→ AUFGABENSTELLUNG 1: Welches Verb nennt der Textauszug zum Wort „kirren“ als heute übliche Entsprechung für „mit den zähnen kirren“?

→ GEGEBENER TEXTAUSZUG:
□ □ □ □
Maaler erklärt kirren oder gyren, geigen (scharf tönen) wie ein zäche wyd, stridere 244ᵃ, s. gieren. Stieler 960. 958 gibt kirren von wagen, von der thüre, vom eise, als nebenform von girren; ja noch Rädlein 538ᵃ kirren, knarren, als wenn thüren und räder krachen, aber schon Frisch 1, 511ᶜ kennt es nur als alt. bei einem bair. schriftsteller des 17. jh. von wogen, wie mhd. kërren vorkommt: wie das meer von wegen der zusamenschlagung und stoszung der wellen alzeit schreiet, klingt, rauscht und kirret .. also haben wir in diser welt sehr vil geschreis, kirrens und getümmels. Albertinus der welt tummel- u. schawplatz (1612) 112, wol wie heute brüllen.
b)
ganz gleich auch kürren, zum theil bei denselben schriftstellern: wenn die sackpfeife nicht voll ist, so kürrt sie nicht. M. Neander eth. vet. 347 (29 Latendorf); darum hat er (der wagen) gekürt und ist mit krachen und schreien zugangen. Keisersberg pred. 126ᵇ; so der wag mit dem öl .. geschmirt ist, so geet er still und kürt nit mer. das.; newe wägen knarren und kürren vil. Lehmann flor. 1, 568.
2)
Auch von menschen und thieren.
a)
mit den zähnen kirren, frendere Dasyp. 363ᵇ, Schönsleder, vor zorn die zän in einanderen beiszen Maaler 244ᵃ, infrendeo dentibus, ich kirr Alberus Hh 3ᵇ (jetzt knirschen): auf das .. die gottlosen .. mit den zeenen kirren und bremsen. Luther 4, 357ᵃ; kirreten mit zennen über in. Melanchthon anm. zum Römerbriefe
zugleich mit zenen kirrten,
grisgrammten ungeschewt (die häscher Jesu).
Spee trutzn. 44.
□ □ □ □
→ BEREITGESTELLTE DATEN:
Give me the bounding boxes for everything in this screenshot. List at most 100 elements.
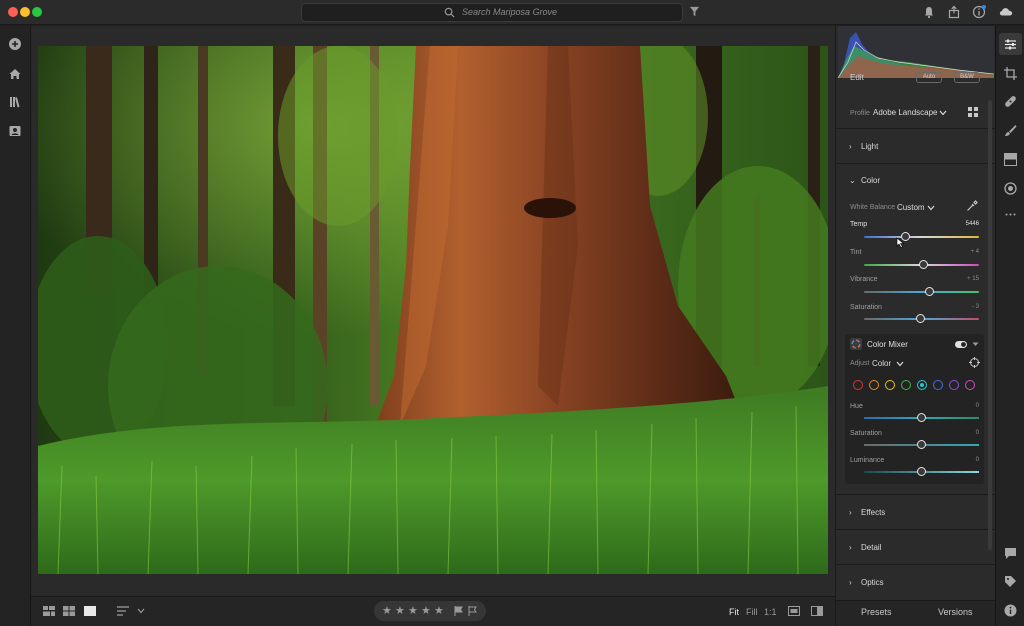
add-photos-icon[interactable] bbox=[8, 37, 22, 51]
saturation-slider-thumb[interactable] bbox=[915, 314, 925, 323]
color-section-header[interactable]: ⌄ Color bbox=[836, 172, 996, 190]
chevron-down-icon[interactable] bbox=[972, 342, 979, 347]
color-swatch[interactable] bbox=[949, 380, 959, 390]
star-icon[interactable]: ★ bbox=[395, 604, 405, 617]
notifications-bell-icon[interactable] bbox=[922, 5, 936, 19]
saturation-value[interactable]: - 3 bbox=[972, 304, 979, 310]
color-swatch[interactable] bbox=[965, 380, 975, 390]
luminance-slider-thumb[interactable] bbox=[917, 467, 926, 476]
search-icon bbox=[444, 7, 455, 18]
flag-pick-icon[interactable] bbox=[454, 606, 464, 616]
people-icon[interactable] bbox=[8, 124, 22, 138]
color-swatch[interactable] bbox=[869, 380, 879, 390]
comment-icon[interactable] bbox=[1004, 547, 1017, 560]
library-icon[interactable] bbox=[8, 95, 22, 109]
star-icon[interactable]: ★ bbox=[408, 604, 418, 617]
filter-icon[interactable] bbox=[689, 6, 700, 17]
mixer-saturation-slider-thumb[interactable] bbox=[917, 440, 926, 449]
flag-reject-icon[interactable] bbox=[468, 606, 478, 616]
effects-section-header[interactable]: › Effects bbox=[836, 504, 996, 522]
zoom-one-to-one-option[interactable]: 1:1 bbox=[764, 607, 777, 617]
chevron-down-icon[interactable] bbox=[927, 205, 935, 211]
hue-slider-thumb[interactable] bbox=[917, 413, 926, 422]
color-swatch[interactable] bbox=[901, 380, 911, 390]
white-balance-dropdown[interactable]: Custom bbox=[897, 203, 925, 212]
detail-view-icon[interactable] bbox=[84, 606, 96, 616]
light-section-label: Light bbox=[861, 142, 879, 151]
minimize-window-button[interactable] bbox=[20, 7, 30, 17]
grid-view-icon[interactable] bbox=[63, 606, 75, 616]
eyedropper-icon[interactable] bbox=[966, 200, 978, 212]
chevron-right-icon: › bbox=[849, 142, 852, 151]
title-bar: Search Mariposa Grove bbox=[0, 0, 1024, 25]
sort-icon[interactable] bbox=[117, 606, 129, 616]
zoom-window-button[interactable] bbox=[32, 7, 42, 17]
optics-section-header[interactable]: › Optics bbox=[836, 574, 996, 592]
zoom-fill-option[interactable]: Fill bbox=[746, 607, 758, 617]
chevron-right-icon: › bbox=[849, 508, 852, 517]
info-icon[interactable] bbox=[1004, 604, 1017, 617]
before-after-icon[interactable] bbox=[811, 606, 823, 616]
edit-panel: Edit Auto B&W Profile Adobe Landscape › … bbox=[835, 26, 996, 600]
edit-sliders-icon[interactable] bbox=[1004, 38, 1017, 51]
cloud-sync-icon[interactable] bbox=[999, 5, 1013, 19]
share-icon[interactable] bbox=[947, 5, 961, 19]
color-swatch[interactable] bbox=[933, 380, 943, 390]
zoom-fit-option[interactable]: Fit bbox=[729, 607, 739, 617]
presets-button[interactable]: Presets bbox=[861, 607, 892, 617]
mixer-saturation-label: Saturation bbox=[850, 430, 882, 437]
sort-chevron-down-icon[interactable] bbox=[137, 608, 145, 614]
auto-button[interactable]: Auto bbox=[916, 72, 942, 83]
profile-browser-icon[interactable] bbox=[968, 107, 978, 117]
home-icon[interactable] bbox=[8, 67, 22, 81]
temp-value[interactable]: 5446 bbox=[966, 221, 979, 227]
crop-icon[interactable] bbox=[1004, 67, 1017, 80]
search-field[interactable]: Search Mariposa Grove bbox=[301, 3, 683, 22]
profile-dropdown[interactable]: Adobe Landscape bbox=[873, 108, 938, 117]
help-info-icon[interactable] bbox=[972, 5, 986, 19]
versions-button[interactable]: Versions bbox=[938, 607, 973, 617]
temp-slider-track[interactable] bbox=[864, 236, 979, 238]
linear-gradient-icon[interactable] bbox=[1004, 153, 1017, 166]
photo-canvas[interactable] bbox=[31, 26, 835, 596]
hue-label: Hue bbox=[850, 403, 863, 410]
square-grid-view-icon[interactable] bbox=[43, 606, 55, 616]
bw-button[interactable]: B&W bbox=[954, 72, 980, 83]
chevron-down-icon[interactable] bbox=[896, 361, 904, 367]
tint-slider-thumb[interactable] bbox=[919, 260, 929, 269]
photo-sequoia-forest[interactable] bbox=[38, 46, 828, 574]
keyword-tag-icon[interactable] bbox=[1004, 575, 1017, 588]
tint-label: Tint bbox=[850, 249, 862, 256]
star-icon[interactable]: ★ bbox=[434, 604, 444, 617]
mixer-saturation-value[interactable]: 0 bbox=[976, 430, 979, 436]
brush-icon[interactable] bbox=[1004, 124, 1017, 137]
star-rating[interactable]: ★ ★ ★ ★ ★ bbox=[374, 601, 486, 621]
color-swatch[interactable] bbox=[885, 380, 895, 390]
toggle-switch-icon[interactable] bbox=[955, 341, 967, 348]
vibrance-slider-track[interactable] bbox=[864, 291, 979, 293]
detail-section-header[interactable]: › Detail bbox=[836, 539, 996, 557]
target-adjust-icon[interactable] bbox=[969, 357, 980, 368]
profile-label: Profile bbox=[850, 110, 870, 117]
close-window-button[interactable] bbox=[8, 7, 18, 17]
hue-value[interactable]: 0 bbox=[976, 403, 979, 409]
color-mixer-panel: Color Mixer Adjust Color Hue 0 Saturatio… bbox=[845, 334, 984, 484]
adjust-dropdown[interactable]: Color bbox=[872, 359, 891, 368]
lightroom-window: Search Mariposa Grove ★ ★ ★ ★ ★ Fit Fill… bbox=[0, 0, 1024, 626]
color-swatch[interactable] bbox=[917, 380, 927, 390]
vibrance-value[interactable]: + 15 bbox=[967, 276, 979, 282]
radial-gradient-icon[interactable] bbox=[1004, 182, 1017, 195]
chevron-down-icon[interactable] bbox=[939, 110, 947, 116]
healing-bandage-icon[interactable] bbox=[1004, 95, 1017, 108]
adjust-label: Adjust bbox=[850, 360, 870, 367]
more-options-icon[interactable] bbox=[1004, 208, 1017, 221]
star-icon[interactable]: ★ bbox=[421, 604, 431, 617]
compare-view-icon[interactable] bbox=[788, 606, 800, 616]
color-swatch[interactable] bbox=[853, 380, 863, 390]
vibrance-slider-thumb[interactable] bbox=[925, 287, 935, 296]
light-section-header[interactable]: › Light bbox=[836, 138, 996, 156]
panel-scrollbar[interactable] bbox=[988, 100, 992, 550]
star-icon[interactable]: ★ bbox=[382, 604, 392, 617]
luminance-value[interactable]: 0 bbox=[976, 457, 979, 463]
tint-value[interactable]: + 4 bbox=[970, 249, 979, 255]
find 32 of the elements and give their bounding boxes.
□ □ □ □
→ AUFGABENSTELLUNG 2: Wählen Sie aus der Auflistung jede Zeile aus, die die Zeichenfolge „value“ enthält. Die Groß- und Kleinschreibung ist dabei zu beachten.

→ ERWARTETE AUSGABE 1: knirschen

→ ERWARTETE AUSGABE 2:
saturation-value[interactable]: - 3 bbox=[972, 304, 979, 310]
temp-value[interactable]: 5446 bbox=[966, 221, 979, 227]
mixer-saturation-value[interactable]: 0 bbox=[976, 430, 979, 436]
hue-value[interactable]: 0 bbox=[976, 403, 979, 409]
vibrance-value[interactable]: + 15 bbox=[967, 276, 979, 282]
luminance-value[interactable]: 0 bbox=[976, 457, 979, 463]
tint-value[interactable]: + 4 bbox=[970, 249, 979, 255]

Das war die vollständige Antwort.